*Written exercise*
Search the data for the string "GRADE" and gather each line it is in.

==============================

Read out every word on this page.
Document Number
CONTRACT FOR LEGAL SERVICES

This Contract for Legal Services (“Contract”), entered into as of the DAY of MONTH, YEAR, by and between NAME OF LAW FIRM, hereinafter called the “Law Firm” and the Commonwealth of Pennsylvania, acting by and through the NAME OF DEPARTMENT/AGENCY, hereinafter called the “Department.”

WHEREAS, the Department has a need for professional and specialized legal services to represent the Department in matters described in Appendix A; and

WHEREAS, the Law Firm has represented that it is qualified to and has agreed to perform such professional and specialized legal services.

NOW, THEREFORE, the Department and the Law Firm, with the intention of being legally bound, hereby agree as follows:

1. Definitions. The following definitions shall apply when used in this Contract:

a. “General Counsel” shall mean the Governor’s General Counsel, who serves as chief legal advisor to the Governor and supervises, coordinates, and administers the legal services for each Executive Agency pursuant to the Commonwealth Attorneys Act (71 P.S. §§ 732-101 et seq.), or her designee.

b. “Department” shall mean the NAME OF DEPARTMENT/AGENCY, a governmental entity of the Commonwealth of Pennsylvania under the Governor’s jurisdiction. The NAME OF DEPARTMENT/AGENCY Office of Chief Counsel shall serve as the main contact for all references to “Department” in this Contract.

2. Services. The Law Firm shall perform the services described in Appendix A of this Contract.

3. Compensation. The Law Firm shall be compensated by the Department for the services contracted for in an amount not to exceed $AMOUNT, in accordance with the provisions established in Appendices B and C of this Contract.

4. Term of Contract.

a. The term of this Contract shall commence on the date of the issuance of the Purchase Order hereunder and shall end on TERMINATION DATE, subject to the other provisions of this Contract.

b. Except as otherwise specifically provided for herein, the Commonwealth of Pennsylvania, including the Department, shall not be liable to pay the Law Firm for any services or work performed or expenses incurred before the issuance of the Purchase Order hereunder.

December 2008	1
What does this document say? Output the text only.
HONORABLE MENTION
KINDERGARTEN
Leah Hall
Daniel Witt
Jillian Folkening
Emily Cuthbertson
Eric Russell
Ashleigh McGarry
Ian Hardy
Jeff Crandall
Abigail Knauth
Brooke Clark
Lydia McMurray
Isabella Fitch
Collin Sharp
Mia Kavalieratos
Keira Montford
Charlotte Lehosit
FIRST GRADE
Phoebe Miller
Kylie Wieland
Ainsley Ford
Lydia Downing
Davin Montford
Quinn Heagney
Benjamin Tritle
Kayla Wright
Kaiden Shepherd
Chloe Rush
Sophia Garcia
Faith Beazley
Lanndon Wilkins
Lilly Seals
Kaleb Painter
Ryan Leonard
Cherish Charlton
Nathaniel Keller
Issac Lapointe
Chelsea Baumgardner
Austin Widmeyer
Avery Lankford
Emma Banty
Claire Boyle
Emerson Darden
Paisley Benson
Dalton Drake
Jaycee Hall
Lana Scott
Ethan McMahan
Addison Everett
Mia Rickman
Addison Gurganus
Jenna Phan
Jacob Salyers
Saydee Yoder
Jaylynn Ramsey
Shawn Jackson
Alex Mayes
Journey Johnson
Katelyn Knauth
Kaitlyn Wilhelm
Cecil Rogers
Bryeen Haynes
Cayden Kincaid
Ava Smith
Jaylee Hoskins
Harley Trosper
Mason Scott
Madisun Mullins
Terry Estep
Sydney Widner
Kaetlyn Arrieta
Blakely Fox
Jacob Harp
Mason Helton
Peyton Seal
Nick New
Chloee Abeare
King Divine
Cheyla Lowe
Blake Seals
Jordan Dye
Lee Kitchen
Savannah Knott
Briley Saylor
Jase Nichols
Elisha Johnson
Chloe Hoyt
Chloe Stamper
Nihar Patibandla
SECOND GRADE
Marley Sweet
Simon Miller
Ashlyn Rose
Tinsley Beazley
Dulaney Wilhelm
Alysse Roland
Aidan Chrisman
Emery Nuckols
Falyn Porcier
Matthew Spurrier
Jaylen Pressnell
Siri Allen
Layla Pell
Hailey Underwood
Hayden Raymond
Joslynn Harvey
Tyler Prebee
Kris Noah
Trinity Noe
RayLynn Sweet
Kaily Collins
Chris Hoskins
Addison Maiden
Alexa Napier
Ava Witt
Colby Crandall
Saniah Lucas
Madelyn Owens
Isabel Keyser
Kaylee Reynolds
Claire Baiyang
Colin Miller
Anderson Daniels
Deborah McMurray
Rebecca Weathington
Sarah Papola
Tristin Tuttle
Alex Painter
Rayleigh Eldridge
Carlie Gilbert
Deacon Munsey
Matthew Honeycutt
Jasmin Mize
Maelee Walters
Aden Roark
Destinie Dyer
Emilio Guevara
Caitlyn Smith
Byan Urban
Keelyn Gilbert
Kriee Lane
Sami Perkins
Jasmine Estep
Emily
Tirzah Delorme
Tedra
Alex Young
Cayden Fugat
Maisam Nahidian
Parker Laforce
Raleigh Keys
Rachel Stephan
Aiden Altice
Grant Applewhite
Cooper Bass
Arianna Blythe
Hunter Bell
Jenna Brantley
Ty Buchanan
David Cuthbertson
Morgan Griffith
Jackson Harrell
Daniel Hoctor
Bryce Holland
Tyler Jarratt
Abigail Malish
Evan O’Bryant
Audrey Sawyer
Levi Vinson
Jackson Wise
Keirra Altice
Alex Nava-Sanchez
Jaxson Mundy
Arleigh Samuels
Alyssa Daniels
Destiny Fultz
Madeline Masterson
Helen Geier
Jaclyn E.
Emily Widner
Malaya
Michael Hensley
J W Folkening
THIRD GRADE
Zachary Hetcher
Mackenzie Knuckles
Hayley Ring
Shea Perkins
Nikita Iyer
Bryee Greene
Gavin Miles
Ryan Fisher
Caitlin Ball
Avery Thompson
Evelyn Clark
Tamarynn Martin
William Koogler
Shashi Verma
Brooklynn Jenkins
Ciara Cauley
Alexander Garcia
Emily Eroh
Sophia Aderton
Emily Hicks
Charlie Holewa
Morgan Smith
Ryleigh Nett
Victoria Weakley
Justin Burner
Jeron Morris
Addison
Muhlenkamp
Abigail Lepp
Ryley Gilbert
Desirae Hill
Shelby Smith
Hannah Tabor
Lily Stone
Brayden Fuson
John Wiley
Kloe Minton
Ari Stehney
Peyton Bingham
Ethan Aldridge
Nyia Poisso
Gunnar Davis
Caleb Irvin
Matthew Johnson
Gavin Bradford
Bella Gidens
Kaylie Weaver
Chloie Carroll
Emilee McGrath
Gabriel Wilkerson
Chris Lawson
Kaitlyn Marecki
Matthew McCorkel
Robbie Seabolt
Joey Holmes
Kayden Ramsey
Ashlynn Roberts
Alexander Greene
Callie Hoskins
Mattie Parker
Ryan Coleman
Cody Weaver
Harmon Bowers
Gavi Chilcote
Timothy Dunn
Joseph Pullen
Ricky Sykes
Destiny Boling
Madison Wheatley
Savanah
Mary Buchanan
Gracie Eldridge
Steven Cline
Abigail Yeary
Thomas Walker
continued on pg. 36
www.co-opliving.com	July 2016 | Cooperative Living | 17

==============================

*Reply*
FIRST GRADE
SECOND GRADE
THIRD GRADE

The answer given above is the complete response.